Task goal:
Using the data below, work out how many lines contain the word "Total", then state that number without comment.

Available records:
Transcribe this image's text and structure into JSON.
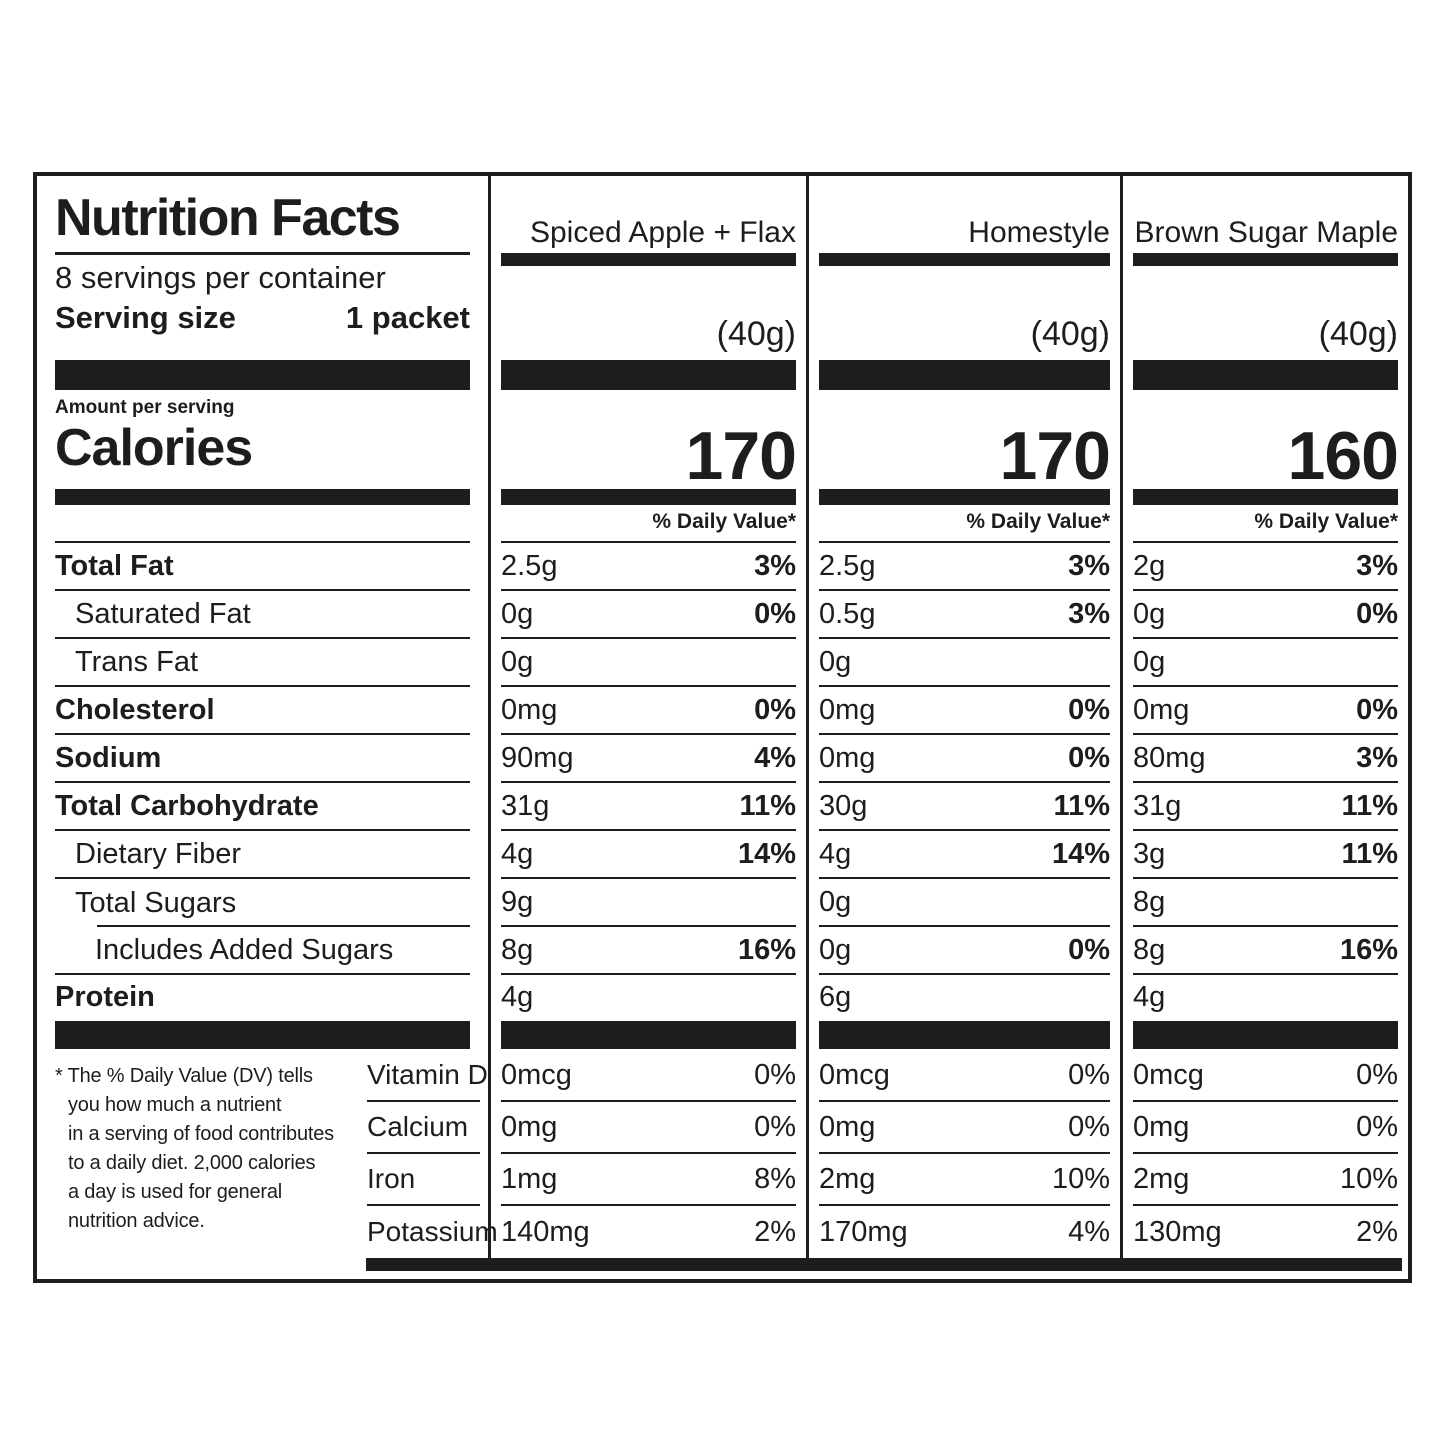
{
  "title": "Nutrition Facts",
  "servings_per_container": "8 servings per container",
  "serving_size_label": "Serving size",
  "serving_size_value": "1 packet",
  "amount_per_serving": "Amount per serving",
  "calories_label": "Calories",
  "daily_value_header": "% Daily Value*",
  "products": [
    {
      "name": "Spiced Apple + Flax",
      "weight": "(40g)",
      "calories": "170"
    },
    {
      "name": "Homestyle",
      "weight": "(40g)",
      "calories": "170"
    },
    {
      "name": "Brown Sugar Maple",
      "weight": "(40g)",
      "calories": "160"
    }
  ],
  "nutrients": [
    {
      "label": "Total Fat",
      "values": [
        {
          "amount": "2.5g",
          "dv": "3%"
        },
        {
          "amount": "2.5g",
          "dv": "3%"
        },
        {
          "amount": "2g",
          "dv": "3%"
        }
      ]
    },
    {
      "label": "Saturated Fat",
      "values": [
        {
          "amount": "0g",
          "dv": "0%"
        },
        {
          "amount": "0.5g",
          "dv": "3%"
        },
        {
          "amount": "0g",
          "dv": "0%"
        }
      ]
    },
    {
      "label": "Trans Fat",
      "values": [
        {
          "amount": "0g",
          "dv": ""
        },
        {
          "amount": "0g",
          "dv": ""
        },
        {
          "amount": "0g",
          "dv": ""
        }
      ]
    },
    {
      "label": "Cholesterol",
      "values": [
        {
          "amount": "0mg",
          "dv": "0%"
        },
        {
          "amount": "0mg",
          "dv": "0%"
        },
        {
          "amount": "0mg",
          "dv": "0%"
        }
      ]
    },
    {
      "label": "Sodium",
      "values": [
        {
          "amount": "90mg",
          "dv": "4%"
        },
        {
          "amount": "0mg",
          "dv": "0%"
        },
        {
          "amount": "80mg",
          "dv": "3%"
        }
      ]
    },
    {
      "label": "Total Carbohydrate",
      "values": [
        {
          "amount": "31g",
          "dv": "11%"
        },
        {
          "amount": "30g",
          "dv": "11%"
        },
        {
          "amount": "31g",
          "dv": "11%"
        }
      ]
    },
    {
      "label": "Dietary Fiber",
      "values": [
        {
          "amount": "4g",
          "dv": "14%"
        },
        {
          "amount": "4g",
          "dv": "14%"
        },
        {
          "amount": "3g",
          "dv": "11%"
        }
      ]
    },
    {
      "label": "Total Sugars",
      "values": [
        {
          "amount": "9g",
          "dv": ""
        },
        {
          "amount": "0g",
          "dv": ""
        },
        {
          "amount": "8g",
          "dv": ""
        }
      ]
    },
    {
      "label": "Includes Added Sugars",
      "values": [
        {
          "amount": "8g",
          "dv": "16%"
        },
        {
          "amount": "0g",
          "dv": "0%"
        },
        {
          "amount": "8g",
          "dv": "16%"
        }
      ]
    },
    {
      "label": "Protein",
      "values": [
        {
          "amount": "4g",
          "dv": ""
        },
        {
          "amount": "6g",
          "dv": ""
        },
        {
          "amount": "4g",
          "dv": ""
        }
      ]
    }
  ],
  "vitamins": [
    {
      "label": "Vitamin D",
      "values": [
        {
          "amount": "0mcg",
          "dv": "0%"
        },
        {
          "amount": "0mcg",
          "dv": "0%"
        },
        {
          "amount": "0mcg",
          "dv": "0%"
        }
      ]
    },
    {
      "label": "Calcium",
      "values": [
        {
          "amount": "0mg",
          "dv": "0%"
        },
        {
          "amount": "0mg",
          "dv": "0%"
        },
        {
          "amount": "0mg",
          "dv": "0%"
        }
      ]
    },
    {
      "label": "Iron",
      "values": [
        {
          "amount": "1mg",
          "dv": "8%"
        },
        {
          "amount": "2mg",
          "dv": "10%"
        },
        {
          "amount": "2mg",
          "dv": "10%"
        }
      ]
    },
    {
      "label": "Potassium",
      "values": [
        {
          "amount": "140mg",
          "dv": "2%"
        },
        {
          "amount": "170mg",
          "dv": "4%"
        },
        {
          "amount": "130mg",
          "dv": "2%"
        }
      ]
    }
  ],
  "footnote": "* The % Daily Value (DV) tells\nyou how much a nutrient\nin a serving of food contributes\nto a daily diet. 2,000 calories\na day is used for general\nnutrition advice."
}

Result:
3